TASK INSTRUCTIONS
Word for word, restate every line of the listing that follows.
============
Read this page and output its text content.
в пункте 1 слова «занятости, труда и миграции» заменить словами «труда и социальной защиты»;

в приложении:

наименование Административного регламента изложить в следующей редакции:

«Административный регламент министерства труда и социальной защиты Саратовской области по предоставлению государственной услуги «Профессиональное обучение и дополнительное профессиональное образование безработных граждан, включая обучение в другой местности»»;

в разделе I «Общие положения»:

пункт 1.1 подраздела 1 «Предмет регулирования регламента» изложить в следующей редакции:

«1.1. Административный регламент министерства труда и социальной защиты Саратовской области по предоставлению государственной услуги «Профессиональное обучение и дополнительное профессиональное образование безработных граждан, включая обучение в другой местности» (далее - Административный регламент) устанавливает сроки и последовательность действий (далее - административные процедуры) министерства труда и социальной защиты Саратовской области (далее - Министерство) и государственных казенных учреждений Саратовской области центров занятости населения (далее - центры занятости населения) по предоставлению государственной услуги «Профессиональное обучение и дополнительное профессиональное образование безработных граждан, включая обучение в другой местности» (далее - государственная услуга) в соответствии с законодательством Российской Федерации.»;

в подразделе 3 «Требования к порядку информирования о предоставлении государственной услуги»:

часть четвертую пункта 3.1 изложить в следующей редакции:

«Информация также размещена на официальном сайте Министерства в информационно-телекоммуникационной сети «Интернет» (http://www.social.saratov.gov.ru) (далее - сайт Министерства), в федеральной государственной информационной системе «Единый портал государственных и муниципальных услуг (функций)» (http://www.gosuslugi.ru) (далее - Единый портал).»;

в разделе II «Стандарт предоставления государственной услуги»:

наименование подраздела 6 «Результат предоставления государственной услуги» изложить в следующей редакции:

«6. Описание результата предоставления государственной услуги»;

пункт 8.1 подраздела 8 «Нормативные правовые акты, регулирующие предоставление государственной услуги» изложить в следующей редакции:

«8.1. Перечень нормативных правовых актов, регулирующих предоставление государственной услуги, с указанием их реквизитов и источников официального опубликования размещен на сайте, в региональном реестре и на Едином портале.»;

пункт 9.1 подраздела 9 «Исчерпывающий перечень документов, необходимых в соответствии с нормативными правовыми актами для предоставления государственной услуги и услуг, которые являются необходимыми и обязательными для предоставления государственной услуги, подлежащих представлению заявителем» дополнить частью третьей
============
CORRECT ANSWER
Read this page and output its text content.
в пункте 1 слова «занятости, труда и миграции» заменить словами «труда и социальной защиты»;

в приложении:

наименование Административного регламента изложить в следующей редакции:

«Административный регламент министерства труда и социальной защиты Саратовской области по предоставлению государственной услуги «Профессиональное обучение и дополнительное профессиональное образование безработных граждан, включая обучение в другой местности»»;

в разделе I «Общие положения»:

пункт 1.1 подраздела 1 «Предмет регулирования регламента» изложить в следующей редакции:

«1.1. Административный регламент министерства труда и социальной защиты Саратовской области по предоставлению государственной услуги «Профессиональное обучение и дополнительное профессиональное образование безработных граждан, включая обучение в другой местности» (далее - Административный регламент) устанавливает сроки и последовательность действий (далее - административные процедуры) министерства труда и социальной защиты Саратовской области (далее - Министерство) и государственных казенных учреждений Саратовской области центров занятости населения (далее - центры занятости населения) по предоставлению государственной услуги «Профессиональное обучение и дополнительное профессиональное образование безработных граждан, включая обучение в другой местности» (далее - государственная услуга) в соответствии с законодательством Российской Федерации.»;

в подразделе 3 «Требования к порядку информирования о предоставлении государственной услуги»:

часть четвертую пункта 3.1 изложить в следующей редакции:

«Информация также размещена на официальном сайте Министерства в информационно-телекоммуникационной сети «Интернет» (http://www.social.saratov.gov.ru) (далее - сайт Министерства), в федеральной государственной информационной системе «Единый портал государственных и муниципальных услуг (функций)» (http://www.gosuslugi.ru) (далее - Единый портал).»;

в разделе II «Стандарт предоставления государственной услуги»:

наименование подраздела 6 «Результат предоставления государственной услуги» изложить в следующей редакции:

«6. Описание результата предоставления государственной услуги»;

пункт 8.1 подраздела 8 «Нормативные правовые акты, регулирующие предоставление государственной услуги» изложить в следующей редакции:

«8.1. Перечень нормативных правовых актов, регулирующих предоставление государственной услуги, с указанием их реквизитов и источников официального опубликования размещен на сайте, в региональном реестре и на Едином портале.»;

пункт 9.1 подраздела 9 «Исчерпывающий перечень документов, необходимых в соответствии с нормативными правовыми актами для предоставления государственной услуги и услуг, которые являются необходимыми и обязательными для предоставления государственной услуги, подлежащих представлению заявителем» дополнить частью третьей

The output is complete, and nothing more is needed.